(Actividad 1) Transcribe sin cambios el pasaje del texto sobre el hantavirus que va de "El fallecimiento de" a "con temporadas previas.".
(Actividad 2) Prolonga el texto sobre el hantavirus a partir de su última oración.

── Texto de análisis ──

El fallecimiento de Rodrigo Morinigo, un adolescente de 14 años de San Andrés de Giles, volvió a encender las alarmas sobre el hantavirus en la provincia de Buenos Aires.
El joven murió el 2 de enero en la Unidad de Terapia Intensiva del Hospital Interzonal General de Agudos “San José” de Pergamino, tras varios días de síntomas que, según su familia, no fueron atendidos con la urgencia necesaria en el hospital municipal de su localidad.
De acuerdo con el último Boletín Epidemiológico Nacional, entre julio de 2025 y la primera semana de enero de 2026 se registraron 58 casos de hantavirosis y 20 muertes en el país, con una letalidad del 34,5%, la más alta en comparación con temporadas previas.
El informe advierte que el escenario está en umbral de brote, con especial impacto en la región Centro (Buenos Aires, Santa Fe y Entre Ríos).
El relato de la familia
Rodrigo comenzó con fiebre el 25 de diciembre. El 29 fue llevado al hospital municipal, donde (según su padre, David) fue atendido “así no más” y enviado a su casa con ibuprofeno.
“No le hicieron placas ni análisis de sangre. Dijeron que era un cuadro viral”, recuerda.
El 31 de diciembre, con fiebre de 40° y un estado cada vez más grave, volvió al hospital.
Allí se le realizaron estudios y quedó en observación, pero el cuadro empeoró.
Fue trasladado a una sala común sin aire acondicionado, donde se desmayó mientras su madre intentaba refrescarlo con una ducha.

───
── Extractos de datos ──

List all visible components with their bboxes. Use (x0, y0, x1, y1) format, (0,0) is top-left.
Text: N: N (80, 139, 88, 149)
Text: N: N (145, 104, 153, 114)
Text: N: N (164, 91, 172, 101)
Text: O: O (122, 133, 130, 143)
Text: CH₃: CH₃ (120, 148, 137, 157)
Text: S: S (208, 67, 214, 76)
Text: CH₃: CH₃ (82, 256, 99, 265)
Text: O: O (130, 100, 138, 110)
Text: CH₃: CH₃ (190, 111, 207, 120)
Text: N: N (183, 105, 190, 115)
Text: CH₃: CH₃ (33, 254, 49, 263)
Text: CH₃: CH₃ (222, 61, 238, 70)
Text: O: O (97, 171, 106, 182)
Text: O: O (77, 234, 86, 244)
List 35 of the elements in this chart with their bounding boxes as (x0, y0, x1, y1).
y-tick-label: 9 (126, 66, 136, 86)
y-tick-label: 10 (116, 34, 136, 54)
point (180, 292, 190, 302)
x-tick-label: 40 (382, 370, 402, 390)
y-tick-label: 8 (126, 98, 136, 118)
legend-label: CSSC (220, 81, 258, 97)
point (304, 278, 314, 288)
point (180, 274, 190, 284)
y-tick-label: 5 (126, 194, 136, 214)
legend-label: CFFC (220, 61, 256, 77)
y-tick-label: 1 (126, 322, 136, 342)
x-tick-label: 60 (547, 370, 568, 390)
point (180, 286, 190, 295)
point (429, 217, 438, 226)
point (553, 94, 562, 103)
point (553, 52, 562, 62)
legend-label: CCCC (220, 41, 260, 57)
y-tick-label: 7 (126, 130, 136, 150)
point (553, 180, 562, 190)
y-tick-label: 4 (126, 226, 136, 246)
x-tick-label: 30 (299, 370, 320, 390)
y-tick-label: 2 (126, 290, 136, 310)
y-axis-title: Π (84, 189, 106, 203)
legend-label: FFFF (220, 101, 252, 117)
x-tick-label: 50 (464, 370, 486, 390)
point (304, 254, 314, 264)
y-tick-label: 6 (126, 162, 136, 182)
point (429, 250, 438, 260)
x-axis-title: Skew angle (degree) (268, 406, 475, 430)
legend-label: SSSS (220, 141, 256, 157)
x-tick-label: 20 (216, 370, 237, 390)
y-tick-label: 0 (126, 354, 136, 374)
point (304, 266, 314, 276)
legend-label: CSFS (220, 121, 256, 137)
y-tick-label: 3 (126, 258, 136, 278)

───

(Espacio de respuesta 1)
El fallecimiento de Rodrigo Morinigo, un adolescente de 14 años de San Andrés de Giles, volvió a encender las alarmas sobre el hantavirus en la provincia de Buenos Aires.
El joven murió el 2 de enero en la Unidad de Terapia Intensiva del Hospital Interzonal General de Agudos “San José” de Pergamino, tras varios días de síntomas que, según su familia, no fueron atendidos con la urgencia necesaria en el hospital municipal de su localidad.
De acuerdo con el último Boletín Epidemiológico Nacional, entre julio de 2025 y la primera semana de enero de 2026 se registraron 58 casos de hantavirosis y 20 muertes en el país, con una letalidad del 34,5%, la más alta en comparación con temporadas previas.

(Espacio de respuesta 2)
Recién entonces lo pasaron a terapia intensiva, cuando ya surgía la sospecha de hantavirus.
El 1° de enero fue derivado a Pergamino, donde llegó descompensado.
Horas después, su padre recibió un llamado para donar sangre, aunque en realidad era para despedirse: Rodrigo ya estaba entubado.
El diagnóstico se confirmó al día siguiente, pero era demasiado tarde.
La familia denuncia demoras, falta de estudios y decisiones médicas tardías que le quitaron tiempo vital. “Lo mandaron a casa con ibuprofeno.
No puede haber otro Rodrigo”, repite su padre, quien asegura que en Pergamino “hicieron hasta lo imposible” para salvarlo.
Tras la muerte, el municipio entregó a la familia un listado de instrucciones para limpiar la vivienda, pero no brindó asistencia concreta.
Vecinos colaboraron con desinfectantes y corte de pasto. La familia, por temor a los roedores, se mudó a la casa de un amigo.
La secretaria de Salud local, Yamila Maccari, defendió el accionar del hospital y sostuvo que el caso fue “muy solapado”.
Explicó que el hantavirus no suele sospecharse en las primeras 24 horas de fiebre y que el cuadro evolucionó rápidamente hacia un compromiso cardiopulmonar.